* [DIRECTIONS FOR THIS TASK]
Select every line containing the word "structured" from the material, and copy those lines.

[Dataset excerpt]
****************************************

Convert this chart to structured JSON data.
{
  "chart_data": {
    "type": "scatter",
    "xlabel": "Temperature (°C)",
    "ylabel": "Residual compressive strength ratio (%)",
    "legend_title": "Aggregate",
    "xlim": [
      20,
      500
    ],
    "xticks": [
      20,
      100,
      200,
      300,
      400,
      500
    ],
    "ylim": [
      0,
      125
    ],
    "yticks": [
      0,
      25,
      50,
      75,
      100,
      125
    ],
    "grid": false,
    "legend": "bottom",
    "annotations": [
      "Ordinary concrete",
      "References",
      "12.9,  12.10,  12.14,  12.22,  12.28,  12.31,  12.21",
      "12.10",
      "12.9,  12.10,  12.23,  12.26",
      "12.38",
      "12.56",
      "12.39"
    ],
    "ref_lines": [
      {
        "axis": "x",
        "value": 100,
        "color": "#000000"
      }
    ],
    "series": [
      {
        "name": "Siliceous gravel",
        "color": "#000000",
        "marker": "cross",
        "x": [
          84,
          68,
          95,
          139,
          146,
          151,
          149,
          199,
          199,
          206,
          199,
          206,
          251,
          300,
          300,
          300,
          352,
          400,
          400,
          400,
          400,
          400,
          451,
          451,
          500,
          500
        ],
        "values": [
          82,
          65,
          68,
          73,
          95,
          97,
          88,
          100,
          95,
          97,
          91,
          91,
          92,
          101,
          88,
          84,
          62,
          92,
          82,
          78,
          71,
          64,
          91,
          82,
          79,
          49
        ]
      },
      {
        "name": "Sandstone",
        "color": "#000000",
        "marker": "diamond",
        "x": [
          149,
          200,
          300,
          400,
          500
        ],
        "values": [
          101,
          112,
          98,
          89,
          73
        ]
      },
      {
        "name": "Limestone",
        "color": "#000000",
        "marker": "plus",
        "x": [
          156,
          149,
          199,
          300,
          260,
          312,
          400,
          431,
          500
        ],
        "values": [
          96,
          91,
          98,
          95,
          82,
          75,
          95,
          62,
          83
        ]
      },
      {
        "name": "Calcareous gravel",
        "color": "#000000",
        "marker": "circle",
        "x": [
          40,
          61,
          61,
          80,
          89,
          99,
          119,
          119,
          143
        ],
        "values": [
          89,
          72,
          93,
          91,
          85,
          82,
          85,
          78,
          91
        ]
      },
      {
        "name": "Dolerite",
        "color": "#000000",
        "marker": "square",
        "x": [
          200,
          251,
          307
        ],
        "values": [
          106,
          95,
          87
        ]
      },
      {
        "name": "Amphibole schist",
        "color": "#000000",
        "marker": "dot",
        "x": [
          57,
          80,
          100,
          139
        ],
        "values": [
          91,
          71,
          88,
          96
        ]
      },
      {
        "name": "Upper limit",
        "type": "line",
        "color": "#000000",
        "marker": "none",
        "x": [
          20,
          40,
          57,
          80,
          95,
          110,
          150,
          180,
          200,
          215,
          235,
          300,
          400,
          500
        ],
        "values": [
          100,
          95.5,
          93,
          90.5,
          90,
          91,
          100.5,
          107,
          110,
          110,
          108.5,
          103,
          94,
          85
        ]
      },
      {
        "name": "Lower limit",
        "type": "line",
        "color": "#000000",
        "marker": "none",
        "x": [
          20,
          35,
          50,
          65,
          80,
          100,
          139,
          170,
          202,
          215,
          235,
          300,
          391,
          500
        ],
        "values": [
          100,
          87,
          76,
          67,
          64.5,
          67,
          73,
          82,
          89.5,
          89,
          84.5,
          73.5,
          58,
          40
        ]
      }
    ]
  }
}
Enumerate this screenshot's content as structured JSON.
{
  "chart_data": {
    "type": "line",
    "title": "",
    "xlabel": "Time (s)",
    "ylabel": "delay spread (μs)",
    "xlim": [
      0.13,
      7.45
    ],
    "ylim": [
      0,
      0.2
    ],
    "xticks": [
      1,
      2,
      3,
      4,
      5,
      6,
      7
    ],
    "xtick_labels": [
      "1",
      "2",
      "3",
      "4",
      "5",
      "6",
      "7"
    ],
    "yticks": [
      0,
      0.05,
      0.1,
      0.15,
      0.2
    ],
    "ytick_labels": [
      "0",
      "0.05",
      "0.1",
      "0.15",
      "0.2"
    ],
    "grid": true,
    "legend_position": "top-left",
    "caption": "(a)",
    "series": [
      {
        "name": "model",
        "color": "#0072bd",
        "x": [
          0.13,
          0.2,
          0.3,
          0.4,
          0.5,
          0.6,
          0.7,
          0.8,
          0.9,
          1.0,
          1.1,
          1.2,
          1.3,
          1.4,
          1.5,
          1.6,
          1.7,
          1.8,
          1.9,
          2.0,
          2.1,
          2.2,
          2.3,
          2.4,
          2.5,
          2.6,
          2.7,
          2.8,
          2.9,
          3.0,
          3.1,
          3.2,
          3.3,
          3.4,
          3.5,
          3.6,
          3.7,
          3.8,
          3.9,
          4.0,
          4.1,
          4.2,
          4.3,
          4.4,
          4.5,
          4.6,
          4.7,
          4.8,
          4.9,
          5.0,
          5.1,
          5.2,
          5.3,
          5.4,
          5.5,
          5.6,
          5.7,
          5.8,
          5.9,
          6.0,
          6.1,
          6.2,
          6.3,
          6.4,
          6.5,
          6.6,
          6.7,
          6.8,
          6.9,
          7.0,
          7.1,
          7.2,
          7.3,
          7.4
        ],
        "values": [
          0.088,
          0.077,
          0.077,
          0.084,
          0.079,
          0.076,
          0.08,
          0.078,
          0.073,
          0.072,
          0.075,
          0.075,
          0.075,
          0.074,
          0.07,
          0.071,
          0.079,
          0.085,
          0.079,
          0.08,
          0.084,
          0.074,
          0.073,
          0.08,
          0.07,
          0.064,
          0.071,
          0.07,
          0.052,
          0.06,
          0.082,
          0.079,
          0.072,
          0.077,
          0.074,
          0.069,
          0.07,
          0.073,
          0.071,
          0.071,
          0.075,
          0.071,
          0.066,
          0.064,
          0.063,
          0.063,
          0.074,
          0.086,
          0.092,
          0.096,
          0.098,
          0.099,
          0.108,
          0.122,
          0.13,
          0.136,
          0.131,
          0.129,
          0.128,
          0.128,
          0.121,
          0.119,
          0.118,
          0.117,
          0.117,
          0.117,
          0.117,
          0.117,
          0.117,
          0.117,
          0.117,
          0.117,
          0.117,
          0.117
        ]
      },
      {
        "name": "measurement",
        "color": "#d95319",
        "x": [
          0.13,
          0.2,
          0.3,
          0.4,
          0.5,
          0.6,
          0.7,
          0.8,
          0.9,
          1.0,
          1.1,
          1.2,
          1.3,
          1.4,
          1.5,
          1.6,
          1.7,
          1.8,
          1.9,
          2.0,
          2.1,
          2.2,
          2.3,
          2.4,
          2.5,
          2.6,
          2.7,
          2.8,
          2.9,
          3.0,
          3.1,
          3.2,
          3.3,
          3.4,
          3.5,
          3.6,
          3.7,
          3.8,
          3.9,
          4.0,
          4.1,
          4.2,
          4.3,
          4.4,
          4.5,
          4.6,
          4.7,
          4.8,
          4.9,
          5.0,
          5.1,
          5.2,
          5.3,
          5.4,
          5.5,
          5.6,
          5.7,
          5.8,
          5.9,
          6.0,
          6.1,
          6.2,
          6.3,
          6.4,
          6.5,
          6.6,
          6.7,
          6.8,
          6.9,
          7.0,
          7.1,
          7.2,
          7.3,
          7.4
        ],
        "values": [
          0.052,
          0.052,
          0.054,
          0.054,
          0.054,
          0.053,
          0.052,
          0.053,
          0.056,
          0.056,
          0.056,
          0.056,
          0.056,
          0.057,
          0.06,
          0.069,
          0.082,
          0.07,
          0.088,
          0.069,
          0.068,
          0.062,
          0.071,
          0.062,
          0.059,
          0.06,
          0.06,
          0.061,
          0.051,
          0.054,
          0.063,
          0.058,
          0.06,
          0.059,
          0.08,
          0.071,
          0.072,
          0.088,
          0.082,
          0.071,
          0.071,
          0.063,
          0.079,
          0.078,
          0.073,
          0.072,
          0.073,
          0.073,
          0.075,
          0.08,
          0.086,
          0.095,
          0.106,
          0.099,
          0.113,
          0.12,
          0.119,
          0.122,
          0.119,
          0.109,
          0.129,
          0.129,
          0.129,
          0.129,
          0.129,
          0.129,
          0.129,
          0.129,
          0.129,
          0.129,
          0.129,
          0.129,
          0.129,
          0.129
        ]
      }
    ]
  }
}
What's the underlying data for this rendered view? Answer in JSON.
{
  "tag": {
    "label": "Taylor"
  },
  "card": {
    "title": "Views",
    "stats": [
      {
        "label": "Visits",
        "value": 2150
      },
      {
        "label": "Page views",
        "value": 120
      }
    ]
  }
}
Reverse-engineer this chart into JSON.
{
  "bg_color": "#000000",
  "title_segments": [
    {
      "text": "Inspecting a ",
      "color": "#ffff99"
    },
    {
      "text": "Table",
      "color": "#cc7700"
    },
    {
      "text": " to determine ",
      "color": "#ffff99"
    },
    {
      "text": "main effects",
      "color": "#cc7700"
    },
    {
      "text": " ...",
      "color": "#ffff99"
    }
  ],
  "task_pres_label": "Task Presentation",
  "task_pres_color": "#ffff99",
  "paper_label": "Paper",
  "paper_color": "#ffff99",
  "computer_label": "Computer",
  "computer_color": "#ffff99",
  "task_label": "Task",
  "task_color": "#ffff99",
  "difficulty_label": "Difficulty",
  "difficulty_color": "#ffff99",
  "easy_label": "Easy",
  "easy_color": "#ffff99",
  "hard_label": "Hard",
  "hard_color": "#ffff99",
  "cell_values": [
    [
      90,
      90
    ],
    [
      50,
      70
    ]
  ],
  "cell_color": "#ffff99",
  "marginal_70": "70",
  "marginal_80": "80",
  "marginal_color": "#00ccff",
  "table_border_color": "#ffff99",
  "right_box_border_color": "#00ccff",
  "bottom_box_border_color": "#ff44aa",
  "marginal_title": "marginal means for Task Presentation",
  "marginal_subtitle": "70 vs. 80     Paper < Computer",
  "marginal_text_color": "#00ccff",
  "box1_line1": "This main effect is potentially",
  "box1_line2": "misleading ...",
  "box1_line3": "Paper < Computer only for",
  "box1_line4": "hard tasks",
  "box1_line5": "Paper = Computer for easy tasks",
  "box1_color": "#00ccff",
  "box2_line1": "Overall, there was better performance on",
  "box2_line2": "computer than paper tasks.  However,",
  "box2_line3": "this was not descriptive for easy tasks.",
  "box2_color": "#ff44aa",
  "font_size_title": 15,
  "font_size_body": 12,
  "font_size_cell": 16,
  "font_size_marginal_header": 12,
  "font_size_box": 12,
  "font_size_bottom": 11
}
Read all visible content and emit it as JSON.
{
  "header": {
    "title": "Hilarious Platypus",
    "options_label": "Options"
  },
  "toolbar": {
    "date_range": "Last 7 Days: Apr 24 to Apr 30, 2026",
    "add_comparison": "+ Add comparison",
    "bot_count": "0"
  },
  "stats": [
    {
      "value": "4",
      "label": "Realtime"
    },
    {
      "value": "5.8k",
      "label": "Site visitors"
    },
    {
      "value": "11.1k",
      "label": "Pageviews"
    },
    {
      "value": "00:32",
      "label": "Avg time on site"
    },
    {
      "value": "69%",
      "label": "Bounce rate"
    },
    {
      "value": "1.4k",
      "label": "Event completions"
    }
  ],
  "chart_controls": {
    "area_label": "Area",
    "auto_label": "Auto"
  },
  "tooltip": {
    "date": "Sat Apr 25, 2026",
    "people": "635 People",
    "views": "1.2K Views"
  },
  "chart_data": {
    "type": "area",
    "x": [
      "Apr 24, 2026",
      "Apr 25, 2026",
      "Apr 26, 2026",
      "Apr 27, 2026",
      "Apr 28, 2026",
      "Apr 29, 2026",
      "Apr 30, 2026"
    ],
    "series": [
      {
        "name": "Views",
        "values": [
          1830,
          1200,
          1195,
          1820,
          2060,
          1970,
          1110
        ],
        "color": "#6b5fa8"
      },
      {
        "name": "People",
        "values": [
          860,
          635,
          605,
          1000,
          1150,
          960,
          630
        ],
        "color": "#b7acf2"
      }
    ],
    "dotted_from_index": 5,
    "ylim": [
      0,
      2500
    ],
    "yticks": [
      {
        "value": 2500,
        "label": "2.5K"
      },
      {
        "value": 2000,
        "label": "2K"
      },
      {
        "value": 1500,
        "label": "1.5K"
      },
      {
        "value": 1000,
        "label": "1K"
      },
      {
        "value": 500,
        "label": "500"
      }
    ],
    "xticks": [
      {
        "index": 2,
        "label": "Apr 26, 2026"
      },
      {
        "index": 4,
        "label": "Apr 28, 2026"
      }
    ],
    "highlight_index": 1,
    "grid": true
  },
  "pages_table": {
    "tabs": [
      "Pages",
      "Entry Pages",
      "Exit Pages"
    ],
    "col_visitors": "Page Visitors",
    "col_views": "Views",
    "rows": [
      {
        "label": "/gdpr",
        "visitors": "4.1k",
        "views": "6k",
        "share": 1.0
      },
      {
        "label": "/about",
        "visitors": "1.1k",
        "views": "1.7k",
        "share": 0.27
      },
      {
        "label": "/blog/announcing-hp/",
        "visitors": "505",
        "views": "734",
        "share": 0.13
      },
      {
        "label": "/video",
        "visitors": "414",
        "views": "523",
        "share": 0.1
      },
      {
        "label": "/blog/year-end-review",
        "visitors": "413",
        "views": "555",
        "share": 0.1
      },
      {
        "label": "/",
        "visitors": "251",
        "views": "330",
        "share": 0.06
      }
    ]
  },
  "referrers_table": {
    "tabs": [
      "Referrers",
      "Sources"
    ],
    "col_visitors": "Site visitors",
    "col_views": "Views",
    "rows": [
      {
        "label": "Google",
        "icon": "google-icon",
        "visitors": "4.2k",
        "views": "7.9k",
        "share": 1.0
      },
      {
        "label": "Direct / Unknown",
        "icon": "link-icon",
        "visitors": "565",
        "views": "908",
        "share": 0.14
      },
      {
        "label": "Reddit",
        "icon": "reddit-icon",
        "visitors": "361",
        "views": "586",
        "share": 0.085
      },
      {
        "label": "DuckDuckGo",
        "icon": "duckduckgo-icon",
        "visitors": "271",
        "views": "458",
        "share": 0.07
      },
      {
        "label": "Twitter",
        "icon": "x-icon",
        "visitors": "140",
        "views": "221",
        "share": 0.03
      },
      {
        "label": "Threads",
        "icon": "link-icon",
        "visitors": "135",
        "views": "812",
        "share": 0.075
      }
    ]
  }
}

****************************************

* [TASK ANSWER]
Convert this chart to structured JSON data.
Enumerate this screenshot's content as structured JSON.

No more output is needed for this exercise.